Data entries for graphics
- - -

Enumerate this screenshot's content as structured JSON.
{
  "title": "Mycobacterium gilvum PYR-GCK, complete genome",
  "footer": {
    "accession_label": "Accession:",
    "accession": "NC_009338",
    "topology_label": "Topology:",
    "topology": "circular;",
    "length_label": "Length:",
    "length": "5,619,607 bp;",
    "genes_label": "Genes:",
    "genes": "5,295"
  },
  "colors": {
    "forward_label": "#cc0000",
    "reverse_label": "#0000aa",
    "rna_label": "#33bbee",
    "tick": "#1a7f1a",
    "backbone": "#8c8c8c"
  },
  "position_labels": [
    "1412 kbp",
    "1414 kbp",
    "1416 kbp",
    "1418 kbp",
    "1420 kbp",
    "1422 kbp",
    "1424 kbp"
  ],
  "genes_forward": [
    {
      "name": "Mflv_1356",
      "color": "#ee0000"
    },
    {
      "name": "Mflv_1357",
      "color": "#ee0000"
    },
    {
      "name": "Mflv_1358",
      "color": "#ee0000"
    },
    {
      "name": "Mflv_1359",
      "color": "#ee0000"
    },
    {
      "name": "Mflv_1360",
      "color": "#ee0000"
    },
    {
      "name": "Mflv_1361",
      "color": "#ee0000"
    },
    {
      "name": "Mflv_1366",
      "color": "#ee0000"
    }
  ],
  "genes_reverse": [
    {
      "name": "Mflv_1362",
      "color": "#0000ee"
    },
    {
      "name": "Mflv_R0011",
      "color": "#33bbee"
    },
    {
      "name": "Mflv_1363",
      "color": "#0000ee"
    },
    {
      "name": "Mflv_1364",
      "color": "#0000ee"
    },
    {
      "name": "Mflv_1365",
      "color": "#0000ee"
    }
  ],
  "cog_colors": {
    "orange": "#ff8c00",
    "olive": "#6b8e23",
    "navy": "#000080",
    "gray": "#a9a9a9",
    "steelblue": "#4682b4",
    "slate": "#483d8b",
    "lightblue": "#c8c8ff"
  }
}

- - -

Task to complete: Generate a verbatim printout of all the entries.

Written solution:
Enumerate this screenshot's content as structured JSON.
{
  "title": "Mycobacterium gilvum PYR-GCK, complete genome",
  "footer": {
    "accession_label": "Accession:",
    "accession": "NC_009338",
    "topology_label": "Topology:",
    "topology": "circular;",
    "length_label": "Length:",
    "length": "5,619,607 bp;",
    "genes_label": "Genes:",
    "genes": "5,295"
  },
  "colors": {
    "forward_label": "#cc0000",
    "reverse_label": "#0000aa",
    "rna_label": "#33bbee",
    "tick": "#1a7f1a",
    "backbone": "#8c8c8c"
  },
  "position_labels": [
    "1412 kbp",
    "1414 kbp",
    "1416 kbp",
    "1418 kbp",
    "1420 kbp",
    "1422 kbp",
    "1424 kbp"
  ],
  "genes_forward": [
    {
      "name": "Mflv_1356",
      "color": "#ee0000"
    },
    {
      "name": "Mflv_1357",
      "color": "#ee0000"
    },
    {
      "name": "Mflv_1358",
      "color": "#ee0000"
    },
    {
      "name": "Mflv_1359",
      "color": "#ee0000"
    },
    {
      "name": "Mflv_1360",
      "color": "#ee0000"
    },
    {
      "name": "Mflv_1361",
      "color": "#ee0000"
    },
    {
      "name": "Mflv_1366",
      "color": "#ee0000"
    }
  ],
  "genes_reverse": [
    {
      "name": "Mflv_1362",
      "color": "#0000ee"
    },
    {
      "name": "Mflv_R0011",
      "color": "#33bbee"
    },
    {
      "name": "Mflv_1363",
      "color": "#0000ee"
    },
    {
      "name": "Mflv_1364",
      "color": "#0000ee"
    },
    {
      "name": "Mflv_1365",
      "color": "#0000ee"
    }
  ],
  "cog_colors": {
    "orange": "#ff8c00",
    "olive": "#6b8e23",
    "navy": "#000080",
    "gray": "#a9a9a9",
    "steelblue": "#4682b4",
    "slate": "#483d8b",
    "lightblue": "#c8c8ff"
  }
}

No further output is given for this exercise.